Short task → Identify every line in the records below that contains the word "rosée", and reproduce each one.

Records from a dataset
────────────────

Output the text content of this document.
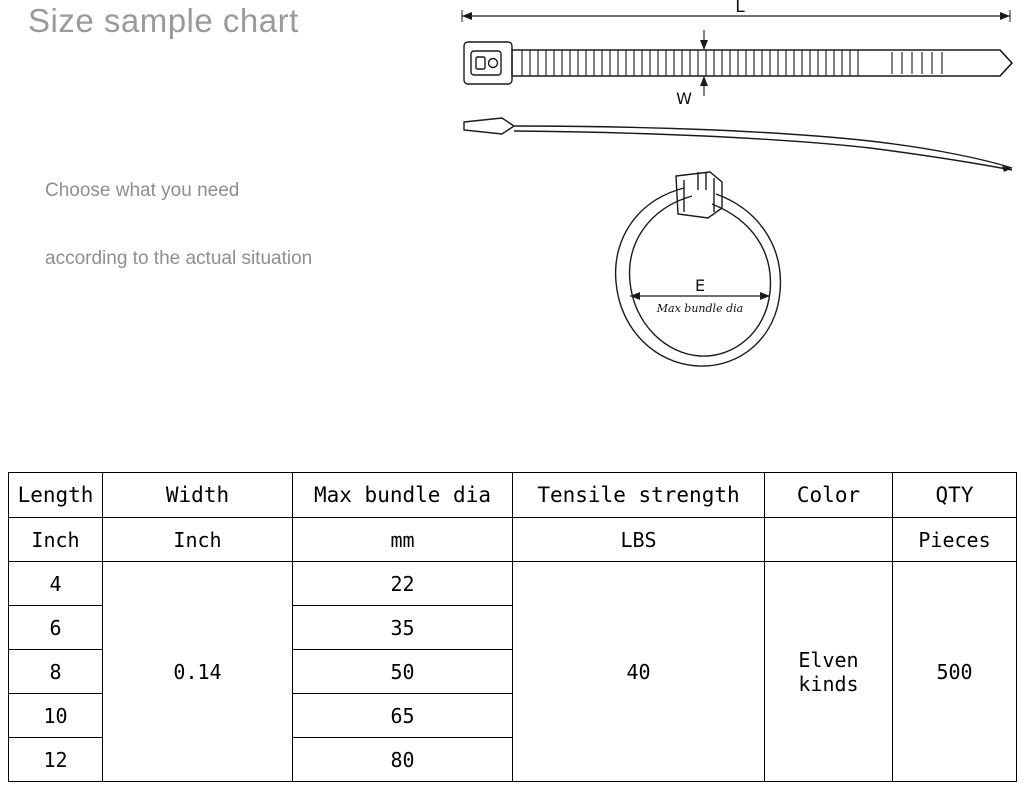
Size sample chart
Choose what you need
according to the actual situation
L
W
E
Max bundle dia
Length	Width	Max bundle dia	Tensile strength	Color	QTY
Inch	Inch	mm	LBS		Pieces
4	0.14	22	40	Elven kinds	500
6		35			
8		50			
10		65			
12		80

────────────────

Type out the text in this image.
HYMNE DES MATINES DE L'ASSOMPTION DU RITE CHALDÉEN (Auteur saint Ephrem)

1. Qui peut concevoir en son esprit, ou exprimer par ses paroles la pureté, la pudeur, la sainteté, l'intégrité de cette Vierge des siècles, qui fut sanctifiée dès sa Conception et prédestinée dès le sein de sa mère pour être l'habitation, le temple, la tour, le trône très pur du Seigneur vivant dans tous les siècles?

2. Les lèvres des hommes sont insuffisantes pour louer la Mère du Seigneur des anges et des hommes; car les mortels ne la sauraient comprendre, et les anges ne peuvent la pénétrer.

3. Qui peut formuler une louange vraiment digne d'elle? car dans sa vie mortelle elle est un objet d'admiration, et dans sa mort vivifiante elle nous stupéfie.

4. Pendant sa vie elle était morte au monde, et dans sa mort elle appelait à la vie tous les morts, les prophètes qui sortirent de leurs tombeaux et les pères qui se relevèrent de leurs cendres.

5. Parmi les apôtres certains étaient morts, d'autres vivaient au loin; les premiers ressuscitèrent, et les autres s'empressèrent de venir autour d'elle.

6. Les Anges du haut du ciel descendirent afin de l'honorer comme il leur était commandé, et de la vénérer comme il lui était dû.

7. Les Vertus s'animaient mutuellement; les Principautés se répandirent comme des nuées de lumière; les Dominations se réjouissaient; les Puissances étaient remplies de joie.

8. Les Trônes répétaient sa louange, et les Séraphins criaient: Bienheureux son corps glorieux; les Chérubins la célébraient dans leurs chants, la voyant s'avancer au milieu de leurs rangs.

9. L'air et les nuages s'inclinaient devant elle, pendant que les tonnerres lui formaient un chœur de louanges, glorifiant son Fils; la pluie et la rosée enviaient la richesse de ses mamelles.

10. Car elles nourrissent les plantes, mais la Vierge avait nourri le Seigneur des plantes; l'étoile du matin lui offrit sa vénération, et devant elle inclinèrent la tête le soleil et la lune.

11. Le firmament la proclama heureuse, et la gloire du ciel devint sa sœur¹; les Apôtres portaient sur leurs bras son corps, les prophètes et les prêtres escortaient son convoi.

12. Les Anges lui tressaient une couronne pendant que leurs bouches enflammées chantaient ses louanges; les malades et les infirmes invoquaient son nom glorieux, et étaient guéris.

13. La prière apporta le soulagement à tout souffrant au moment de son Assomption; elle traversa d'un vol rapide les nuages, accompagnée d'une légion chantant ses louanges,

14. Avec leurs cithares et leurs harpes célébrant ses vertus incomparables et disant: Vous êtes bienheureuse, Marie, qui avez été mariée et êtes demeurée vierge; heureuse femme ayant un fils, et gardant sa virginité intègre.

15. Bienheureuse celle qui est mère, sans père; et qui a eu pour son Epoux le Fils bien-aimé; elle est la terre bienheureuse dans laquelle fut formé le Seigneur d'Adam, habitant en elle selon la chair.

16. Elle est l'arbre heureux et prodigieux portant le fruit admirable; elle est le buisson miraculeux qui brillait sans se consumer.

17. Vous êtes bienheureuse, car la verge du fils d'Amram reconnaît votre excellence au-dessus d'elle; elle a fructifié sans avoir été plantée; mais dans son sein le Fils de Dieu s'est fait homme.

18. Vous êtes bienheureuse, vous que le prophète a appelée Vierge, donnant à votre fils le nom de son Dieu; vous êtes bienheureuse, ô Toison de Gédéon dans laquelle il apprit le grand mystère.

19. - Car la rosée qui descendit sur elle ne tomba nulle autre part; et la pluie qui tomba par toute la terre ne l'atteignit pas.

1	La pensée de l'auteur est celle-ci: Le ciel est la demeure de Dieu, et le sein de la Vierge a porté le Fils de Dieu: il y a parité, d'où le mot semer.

────────────────

Answer to this task →
9. L'air et les nuages s'inclinaient devant elle, pendant que les tonnerres lui formaient un chœur de louanges, glorifiant son Fils; la pluie et la rosée enviaient la richesse de ses mamelles.
19. - Car la rosée qui descendit sur elle ne tomba nulle autre part; et la pluie qui tomba par toute la terre ne l'atteignit pas.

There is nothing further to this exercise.